(Stored data)
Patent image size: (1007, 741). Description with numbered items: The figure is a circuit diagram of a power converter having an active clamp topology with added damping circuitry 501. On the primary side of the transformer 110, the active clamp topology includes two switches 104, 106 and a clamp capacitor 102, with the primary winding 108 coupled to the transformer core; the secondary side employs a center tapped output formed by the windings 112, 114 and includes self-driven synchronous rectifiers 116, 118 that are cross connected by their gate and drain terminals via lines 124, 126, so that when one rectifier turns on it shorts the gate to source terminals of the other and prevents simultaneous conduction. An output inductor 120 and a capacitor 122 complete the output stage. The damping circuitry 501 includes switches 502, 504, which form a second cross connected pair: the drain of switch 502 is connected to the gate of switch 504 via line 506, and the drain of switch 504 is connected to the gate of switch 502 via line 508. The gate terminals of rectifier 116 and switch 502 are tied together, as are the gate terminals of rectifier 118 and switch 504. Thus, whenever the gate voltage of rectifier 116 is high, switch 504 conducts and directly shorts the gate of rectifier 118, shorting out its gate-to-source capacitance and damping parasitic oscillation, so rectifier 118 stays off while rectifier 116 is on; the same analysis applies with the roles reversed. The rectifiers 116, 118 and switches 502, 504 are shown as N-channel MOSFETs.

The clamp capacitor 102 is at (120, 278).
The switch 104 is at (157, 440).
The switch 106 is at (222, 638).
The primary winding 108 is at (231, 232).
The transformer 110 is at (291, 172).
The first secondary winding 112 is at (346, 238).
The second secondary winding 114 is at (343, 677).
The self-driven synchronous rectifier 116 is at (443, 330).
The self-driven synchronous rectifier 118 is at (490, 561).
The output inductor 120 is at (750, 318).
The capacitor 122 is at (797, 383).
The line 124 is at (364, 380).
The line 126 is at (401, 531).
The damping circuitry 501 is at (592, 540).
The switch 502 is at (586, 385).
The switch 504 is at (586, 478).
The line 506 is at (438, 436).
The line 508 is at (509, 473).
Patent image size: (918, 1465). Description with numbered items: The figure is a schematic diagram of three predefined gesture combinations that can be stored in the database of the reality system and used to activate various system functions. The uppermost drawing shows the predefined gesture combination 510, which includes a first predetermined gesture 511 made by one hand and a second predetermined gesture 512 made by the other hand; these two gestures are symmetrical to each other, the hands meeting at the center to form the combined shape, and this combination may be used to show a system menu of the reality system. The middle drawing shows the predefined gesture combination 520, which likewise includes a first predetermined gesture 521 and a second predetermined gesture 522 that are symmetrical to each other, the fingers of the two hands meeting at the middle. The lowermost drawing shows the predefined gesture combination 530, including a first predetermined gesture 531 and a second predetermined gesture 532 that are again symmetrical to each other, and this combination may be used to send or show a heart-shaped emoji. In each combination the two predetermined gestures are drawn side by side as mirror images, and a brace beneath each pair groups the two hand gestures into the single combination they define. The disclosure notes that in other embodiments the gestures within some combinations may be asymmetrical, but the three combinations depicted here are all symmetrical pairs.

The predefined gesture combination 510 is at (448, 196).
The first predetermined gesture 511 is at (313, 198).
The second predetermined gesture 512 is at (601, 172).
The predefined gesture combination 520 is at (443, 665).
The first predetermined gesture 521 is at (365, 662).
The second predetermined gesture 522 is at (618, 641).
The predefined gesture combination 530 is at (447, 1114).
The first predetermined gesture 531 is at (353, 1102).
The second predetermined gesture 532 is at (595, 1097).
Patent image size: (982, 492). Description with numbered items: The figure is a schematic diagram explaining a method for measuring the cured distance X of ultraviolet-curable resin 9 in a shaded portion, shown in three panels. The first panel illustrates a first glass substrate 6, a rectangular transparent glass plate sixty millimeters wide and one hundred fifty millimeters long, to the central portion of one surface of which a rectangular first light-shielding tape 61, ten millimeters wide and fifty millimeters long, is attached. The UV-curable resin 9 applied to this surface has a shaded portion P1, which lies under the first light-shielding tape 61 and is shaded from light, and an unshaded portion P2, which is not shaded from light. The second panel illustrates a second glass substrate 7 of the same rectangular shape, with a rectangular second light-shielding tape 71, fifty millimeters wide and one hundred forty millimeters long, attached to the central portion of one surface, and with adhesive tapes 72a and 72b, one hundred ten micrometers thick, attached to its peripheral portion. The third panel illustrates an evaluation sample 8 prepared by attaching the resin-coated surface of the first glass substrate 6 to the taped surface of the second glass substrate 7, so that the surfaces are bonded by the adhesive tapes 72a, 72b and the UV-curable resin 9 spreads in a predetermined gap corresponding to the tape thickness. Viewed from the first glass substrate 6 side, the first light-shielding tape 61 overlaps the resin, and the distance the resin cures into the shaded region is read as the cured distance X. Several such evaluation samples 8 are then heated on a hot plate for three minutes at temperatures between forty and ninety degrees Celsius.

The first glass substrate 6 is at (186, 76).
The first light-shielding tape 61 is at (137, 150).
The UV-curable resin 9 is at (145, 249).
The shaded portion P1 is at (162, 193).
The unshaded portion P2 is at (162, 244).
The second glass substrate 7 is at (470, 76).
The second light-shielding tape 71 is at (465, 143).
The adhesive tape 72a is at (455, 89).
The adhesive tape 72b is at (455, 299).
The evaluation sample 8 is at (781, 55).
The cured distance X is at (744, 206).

◆ Do this
Quote all of these lines word for word.

◆ Correct output
Patent image size: (1007, 741). Description with numbered items: The figure is a circuit diagram of a power converter having an active clamp topology with added damping circuitry 501. On the primary side of the transformer 110, the active clamp topology includes two switches 104, 106 and a clamp capacitor 102, with the primary winding 108 coupled to the transformer core; the secondary side employs a center tapped output formed by the windings 112, 114 and includes self-driven synchronous rectifiers 116, 118 that are cross connected by their gate and drain terminals via lines 124, 126, so that when one rectifier turns on it shorts the gate to source terminals of the other and prevents simultaneous conduction. An output inductor 120 and a capacitor 122 complete the output stage. The damping circuitry 501 includes switches 502, 504, which form a second cross connected pair: the drain of switch 502 is connected to the gate of switch 504 via line 506, and the drain of switch 504 is connected to the gate of switch 502 via line 508. The gate terminals of rectifier 116 and switch 502 are tied together, as are the gate terminals of rectifier 118 and switch 504. Thus, whenever the gate voltage of rectifier 116 is high, switch 504 conducts and directly shorts the gate of rectifier 118, shorting out its gate-to-source capacitance and damping parasitic oscillation, so rectifier 118 stays off while rectifier 116 is on; the same analysis applies with the roles reversed. The rectifiers 116, 118 and switches 502, 504 are shown as N-channel MOSFETs.

The clamp capacitor 102 is at (120, 278).
The switch 104 is at (157, 440).
The switch 106 is at (222, 638).
The primary winding 108 is at (231, 232).
The transformer 110 is at (291, 172).
The first secondary winding 112 is at (346, 238).
The second secondary winding 114 is at (343, 677).
The self-driven synchronous rectifier 116 is at (443, 330).
The self-driven synchronous rectifier 118 is at (490, 561).
The output inductor 120 is at (750, 318).
The capacitor 122 is at (797, 383).
The line 124 is at (364, 380).
The line 126 is at (401, 531).
The damping circuitry 501 is at (592, 540).
The switch 502 is at (586, 385).
The switch 504 is at (586, 478).
The line 506 is at (438, 436).
The line 508 is at (509, 473).
Patent image size: (918, 1465). Description with numbered items: The figure is a schematic diagram of three predefined gesture combinations that can be stored in the database of the reality system and used to activate various system functions. The uppermost drawing shows the predefined gesture combination 510, which includes a first predetermined gesture 511 made by one hand and a second predetermined gesture 512 made by the other hand; these two gestures are symmetrical to each other, the hands meeting at the center to form the combined shape, and this combination may be used to show a system menu of the reality system. The middle drawing shows the predefined gesture combination 520, which likewise includes a first predetermined gesture 521 and a second predetermined gesture 522 that are symmetrical to each other, the fingers of the two hands meeting at the middle. The lowermost drawing shows the predefined gesture combination 530, including a first predetermined gesture 531 and a second predetermined gesture 532 that are again symmetrical to each other, and this combination may be used to send or show a heart-shaped emoji. In each combination the two predetermined gestures are drawn side by side as mirror images, and a brace beneath each pair groups the two hand gestures into the single combination they define. The disclosure notes that in other embodiments the gestures within some combinations may be asymmetrical, but the three combinations depicted here are all symmetrical pairs.

The predefined gesture combination 510 is at (448, 196).
The first predetermined gesture 511 is at (313, 198).
The second predetermined gesture 512 is at (601, 172).
The predefined gesture combination 520 is at (443, 665).
The first predetermined gesture 521 is at (365, 662).
The second predetermined gesture 522 is at (618, 641).
The predefined gesture combination 530 is at (447, 1114).
The first predetermined gesture 531 is at (353, 1102).
The second predetermined gesture 532 is at (595, 1097).
Patent image size: (982, 492). Description with numbered items: The figure is a schematic diagram explaining a method for measuring the cured distance X of ultraviolet-curable resin 9 in a shaded portion, shown in three panels. The first panel illustrates a first glass substrate 6, a rectangular transparent glass plate sixty millimeters wide and one hundred fifty millimeters long, to the central portion of one surface of which a rectangular first light-shielding tape 61, ten millimeters wide and fifty millimeters long, is attached. The UV-curable resin 9 applied to this surface has a shaded portion P1, which lies under the first light-shielding tape 61 and is shaded from light, and an unshaded portion P2, which is not shaded from light. The second panel illustrates a second glass substrate 7 of the same rectangular shape, with a rectangular second light-shielding tape 71, fifty millimeters wide and one hundred forty millimeters long, attached to the central portion of one surface, and with adhesive tapes 72a and 72b, one hundred ten micrometers thick, attached to its peripheral portion. The third panel illustrates an evaluation sample 8 prepared by attaching the resin-coated surface of the first glass substrate 6 to the taped surface of the second glass substrate 7, so that the surfaces are bonded by the adhesive tapes 72a, 72b and the UV-curable resin 9 spreads in a predetermined gap corresponding to the tape thickness. Viewed from the first glass substrate 6 side, the first light-shielding tape 61 overlaps the resin, and the distance the resin cures into the shaded region is read as the cured distance X. Several such evaluation samples 8 are then heated on a hot plate for three minutes at temperatures between forty and ninety degrees Celsius.

The first glass substrate 6 is at (186, 76).
The first light-shielding tape 61 is at (137, 150).
The UV-curable resin 9 is at (145, 249).
The shaded portion P1 is at (162, 193).
The unshaded portion P2 is at (162, 244).
The second glass substrate 7 is at (470, 76).
The second light-shielding tape 71 is at (465, 143).
The adhesive tape 72a is at (455, 89).
The adhesive tape 72b is at (455, 299).
The evaluation sample 8 is at (781, 55).
The cured distance X is at (744, 206).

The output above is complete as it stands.